Instructions to follow:
Copy out the lines that have "reactions" in them.

Task data:

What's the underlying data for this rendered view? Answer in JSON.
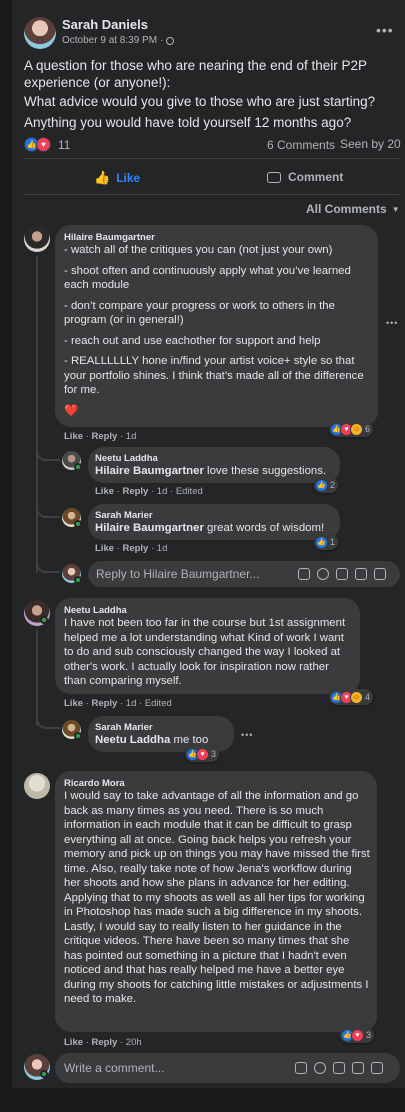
{
  "post": {
    "author": "Sarah Daniels",
    "date": "October 9 at 8:39 PM",
    "visibility_icon": "globe-icon",
    "text": [
      "A question for those who are nearing the end of their P2P experience (or anyone!):",
      "What advice would you give to those who are just starting?",
      "Anything you would have told yourself 12 months ago?"
    ],
    "reaction_count": "11",
    "comments_count": "6 Comments",
    "seen_by": "Seen by 20",
    "like_label": "Like",
    "comment_label": "Comment",
    "sort_label": "All Comments"
  },
  "comments": [
    {
      "author": "Hilaire Baumgartner",
      "paragraphs": [
        "- watch all of the critiques you can (not just your own)",
        "- shoot often and continuously apply what you’ve learned each module",
        "- don’t compare your progress or work to others in the program (or in general!)",
        "- reach out and use eachother for support and help",
        "- REALLLLLLY hone in/find your artist voice+ style so that your portfolio shines. I think that’s made all of the difference for me."
      ],
      "emoji": "❤️",
      "like": "Like",
      "reply": "Reply",
      "time": "1d",
      "reactions": "6",
      "replies": [
        {
          "author": "Neetu Laddha",
          "mention": "Hilaire Baumgartner",
          "text": " love these suggestions.",
          "like": "Like",
          "reply": "Reply",
          "time": "1d",
          "edited": "Edited",
          "reactions": "2"
        },
        {
          "author": "Sarah Marier",
          "mention": "Hilaire Baumgartner",
          "text": " great words of wisdom!",
          "like": "Like",
          "reply": "Reply",
          "time": "1d",
          "reactions": "1"
        }
      ],
      "reply_placeholder": "Reply to Hilaire Baumgartner..."
    },
    {
      "author": "Neetu Laddha",
      "text": "I have not been too far in the course but 1st assignment helped me a lot understanding what Kind of work I want to do and sub consciously changed the way I looked at other's work. I actually look for inspiration now rather than comparing myself.",
      "like": "Like",
      "reply": "Reply",
      "time": "1d",
      "edited": "Edited",
      "reactions": "4",
      "replies": [
        {
          "author": "Sarah Marier",
          "mention": "Neetu Laddha",
          "text": " me too",
          "reactions": "3"
        }
      ]
    },
    {
      "author": "Ricardo Mora",
      "text": "I would say to take advantage of all the information and go back as many times as you need. There is so much information in each module that it can be difficult to grasp everything all at once. Going back helps you refresh your memory and pick up on things you may have missed the first time. Also, really take note of how Jena's workflow during her shoots and how she plans in advance for her editing. Applying that to my shoots as well as all her tips for working in Photoshop has made such a big difference in my shoots. Lastly, I would say to really listen to her guidance in the critique videos. There have been so many times that she has pointed out something in a picture that I hadn't even noticed and that has really helped me have a better eye during my shoots for catching little mistakes or adjustments I need to make.",
      "like": "Like",
      "reply": "Reply",
      "time": "20h",
      "reactions": "3"
    }
  ],
  "composer": {
    "placeholder": "Write a comment..."
  },
  "colors": {
    "background": "#242526",
    "bubble": "#3a3b3c",
    "accent": "#2d88ff",
    "text": "#e4e6eb",
    "muted": "#b0b3b8"
  }
}
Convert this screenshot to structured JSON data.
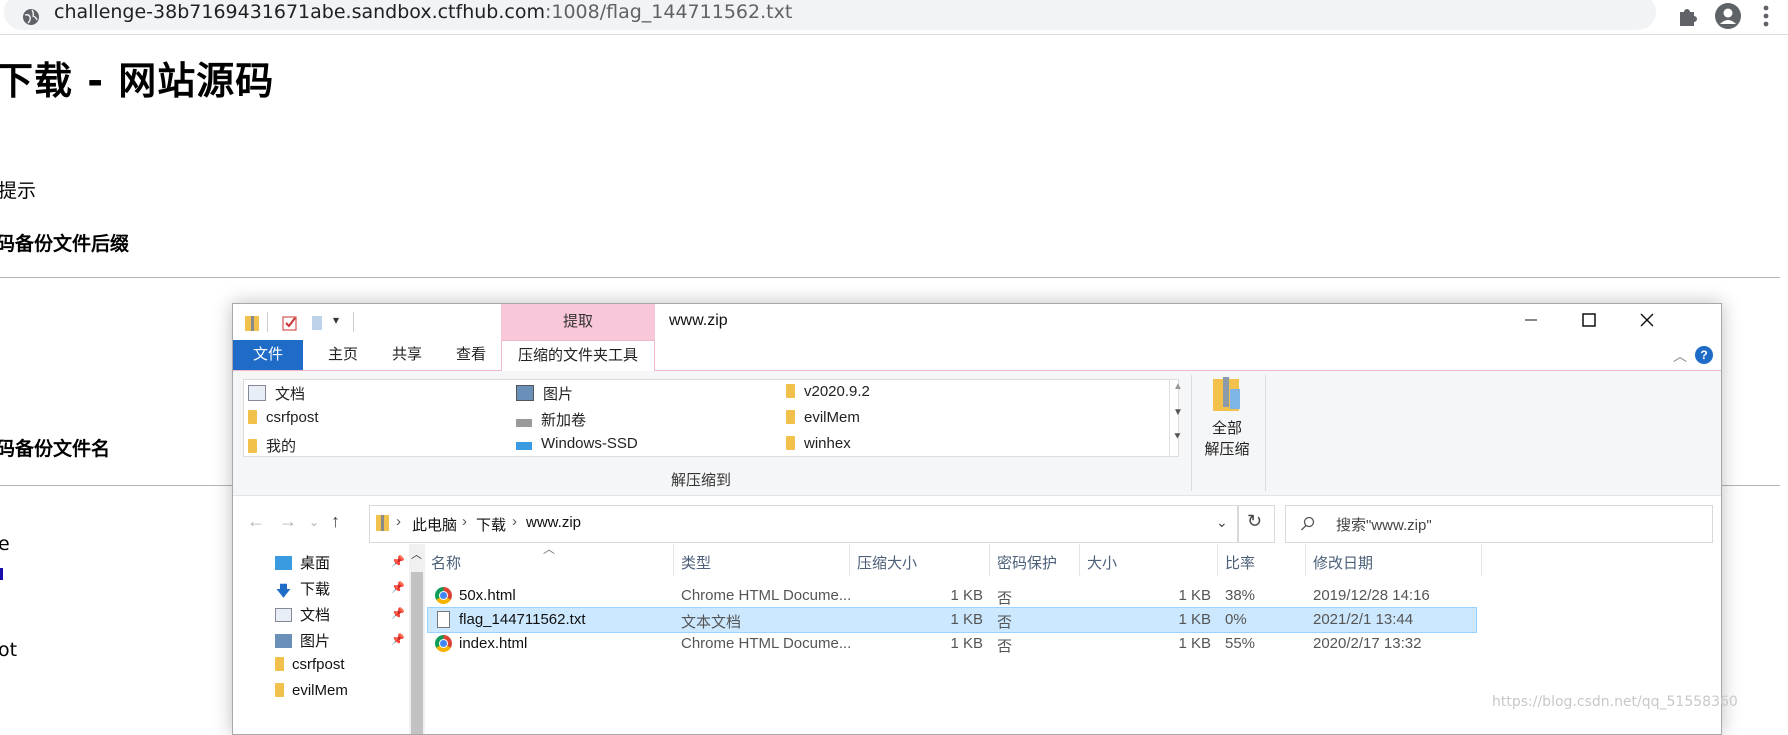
{
  "browser": {
    "url_host": "challenge-38b7169431671abe.sandbox.ctfhub.com",
    "url_path": ":1008/flag_144711562.txt"
  },
  "page": {
    "title": "件下载 - 网站源码",
    "hint": "提示",
    "heading1": "码备份文件后缀",
    "heading2": "码备份文件名",
    "frag_e": "e",
    "frag_ot": "ot"
  },
  "explorer": {
    "context_tab": "提取",
    "window_title": "www.zip",
    "tabs": {
      "file": "文件",
      "home": "主页",
      "share": "共享",
      "view": "查看",
      "tools": "压缩的文件夹工具"
    },
    "destinations": [
      [
        "文档",
        "图片",
        "v2020.9.2"
      ],
      [
        "csrfpost",
        "新加卷",
        "evilMem"
      ],
      [
        "我的",
        "Windows-SSD",
        "winhex"
      ]
    ],
    "extract_to_label": "解压缩到",
    "extract_all_line1": "全部",
    "extract_all_line2": "解压缩",
    "breadcrumb": {
      "pc": "此电脑",
      "downloads": "下载",
      "zip": "www.zip"
    },
    "search_placeholder": "搜索\"www.zip\"",
    "nav_items": [
      "桌面",
      "下载",
      "文档",
      "图片",
      "csrfpost",
      "evilMem"
    ],
    "columns": [
      "名称",
      "类型",
      "压缩大小",
      "密码保护",
      "大小",
      "比率",
      "修改日期"
    ],
    "files": [
      {
        "name": "50x.html",
        "type": "Chrome HTML Docume...",
        "compressed": "1 KB",
        "protected": "否",
        "size": "1 KB",
        "ratio": "38%",
        "modified": "2019/12/28 14:16"
      },
      {
        "name": "flag_144711562.txt",
        "type": "文本文档",
        "compressed": "1 KB",
        "protected": "否",
        "size": "1 KB",
        "ratio": "0%",
        "modified": "2021/2/1 13:44"
      },
      {
        "name": "index.html",
        "type": "Chrome HTML Docume...",
        "compressed": "1 KB",
        "protected": "否",
        "size": "1 KB",
        "ratio": "55%",
        "modified": "2020/2/17 13:32"
      }
    ]
  },
  "watermark": "https://blog.csdn.net/qq_51558360",
  "colors": {
    "ribbon_file_tab": "#1e6cc7",
    "context_tab": "#f8c7d9",
    "selection": "#cce8ff"
  }
}
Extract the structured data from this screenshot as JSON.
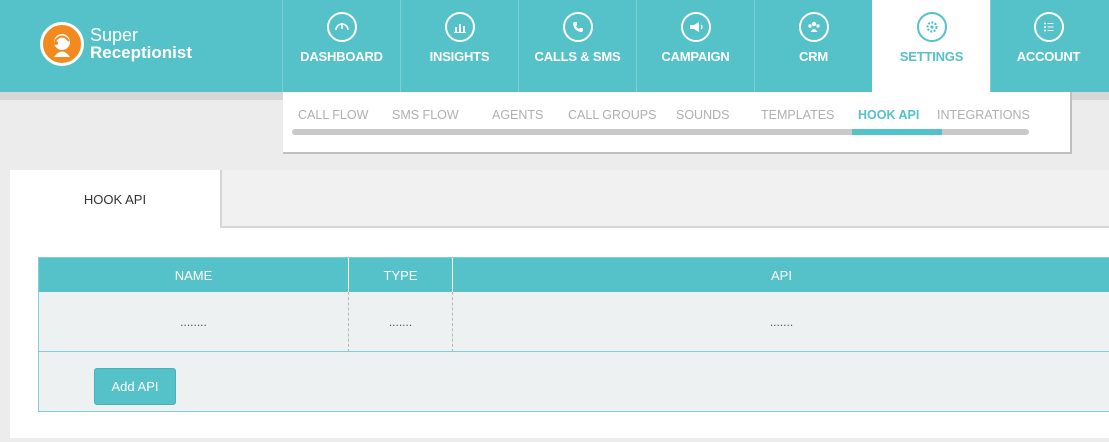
{
  "brand": {
    "line1": "Super",
    "line2": "Receptionist",
    "accent": "#55c1c8",
    "logo_color": "#f28a1f"
  },
  "nav": [
    {
      "key": "dashboard",
      "label": "DASHBOARD",
      "icon": "gauge-icon"
    },
    {
      "key": "insights",
      "label": "INSIGHTS",
      "icon": "bar-chart-icon"
    },
    {
      "key": "calls-sms",
      "label": "CALLS & SMS",
      "icon": "phone-icon"
    },
    {
      "key": "campaign",
      "label": "CAMPAIGN",
      "icon": "megaphone-icon"
    },
    {
      "key": "crm",
      "label": "CRM",
      "icon": "users-icon"
    },
    {
      "key": "settings",
      "label": "SETTINGS",
      "icon": "gear-icon",
      "active": true
    },
    {
      "key": "account",
      "label": "ACCOUNT",
      "icon": "list-icon"
    }
  ],
  "subnav": {
    "items": [
      "CALL FLOW",
      "SMS FLOW",
      "AGENTS",
      "CALL GROUPS",
      "SOUNDS",
      "TEMPLATES",
      "HOOK API",
      "INTEGRATIONS"
    ],
    "active": "HOOK API"
  },
  "panel": {
    "tab_label": "HOOK API",
    "table": {
      "headers": {
        "name": "NAME",
        "type": "TYPE",
        "api": "API"
      },
      "rows": [
        {
          "name": "........",
          "type": ".......",
          "api": "......."
        }
      ]
    },
    "add_button": "Add API"
  }
}
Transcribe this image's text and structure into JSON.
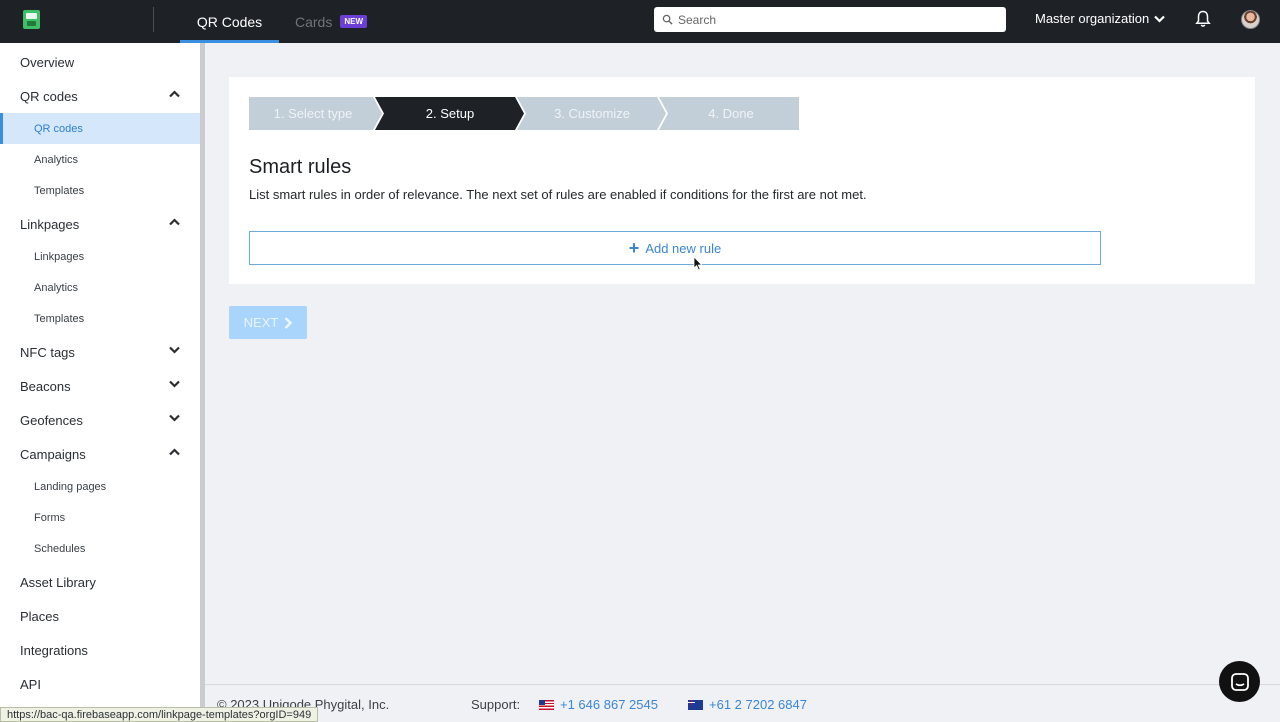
{
  "topbar": {
    "tabs": [
      {
        "label": "QR Codes",
        "active": true
      },
      {
        "label": "Cards",
        "badge": "NEW",
        "active": false
      }
    ],
    "search_placeholder": "Search",
    "org_label": "Master organization"
  },
  "sidebar": {
    "items": [
      {
        "label": "Overview"
      },
      {
        "label": "QR codes",
        "expanded": true
      },
      {
        "label": "QR codes",
        "sub": true,
        "active": true
      },
      {
        "label": "Analytics",
        "sub": true
      },
      {
        "label": "Templates",
        "sub": true
      },
      {
        "label": "Linkpages",
        "expanded": true
      },
      {
        "label": "Linkpages",
        "sub": true
      },
      {
        "label": "Analytics",
        "sub": true
      },
      {
        "label": "Templates",
        "sub": true
      },
      {
        "label": "NFC tags",
        "expanded": false
      },
      {
        "label": "Beacons",
        "expanded": false
      },
      {
        "label": "Geofences",
        "expanded": false
      },
      {
        "label": "Campaigns",
        "expanded": true
      },
      {
        "label": "Landing pages",
        "sub": true
      },
      {
        "label": "Forms",
        "sub": true
      },
      {
        "label": "Schedules",
        "sub": true
      },
      {
        "label": "Asset Library"
      },
      {
        "label": "Places"
      },
      {
        "label": "Integrations"
      },
      {
        "label": "API"
      }
    ]
  },
  "wizard": {
    "steps": [
      {
        "label": "1. Select type",
        "active": false
      },
      {
        "label": "2. Setup",
        "active": true
      },
      {
        "label": "3. Customize",
        "active": false
      },
      {
        "label": "4. Done",
        "active": false
      }
    ]
  },
  "main": {
    "title": "Smart rules",
    "description": "List smart rules in order of relevance. The next set of rules are enabled if conditions for the first are not met.",
    "add_rule_icon": "+",
    "add_rule_label": "Add new rule",
    "next_label": "NEXT"
  },
  "footer": {
    "copyright": "© 2023 Uniqode Phygital, Inc.",
    "support_label": "Support:",
    "phone_us": "+1 646 867 2545",
    "phone_au": "+61 2 7202 6847"
  },
  "status_url": "https://bac-qa.firebaseapp.com/linkpage-templates?orgID=949",
  "colors": {
    "accent": "#3b8fe0",
    "topbar": "#1e2227",
    "background": "#f0f1f5",
    "active_step": "#1e2227",
    "inactive_step": "#c2cfd9"
  }
}
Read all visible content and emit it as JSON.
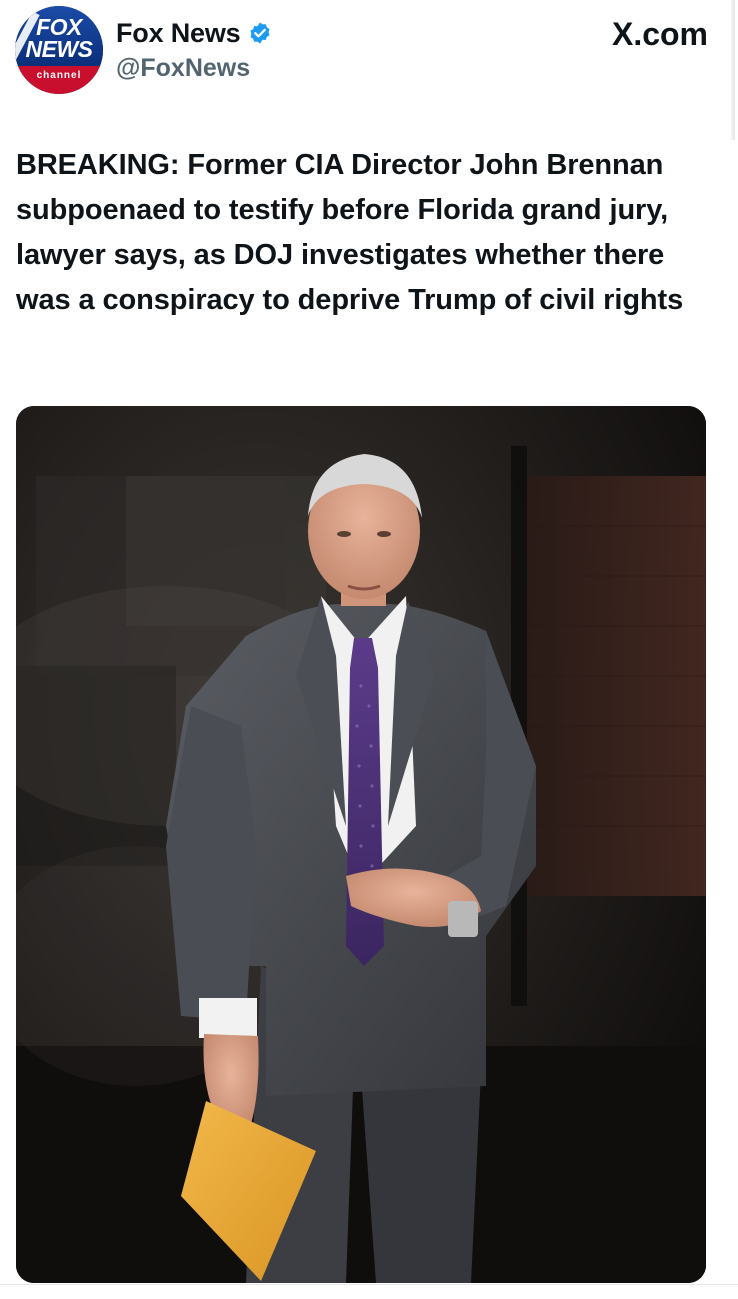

Exercise response:
      "reactions": "6",
          "reactions": "2"
          "reactions": "1"
      "reactions": "4",
          "reactions": "3"
      "reactions": "3"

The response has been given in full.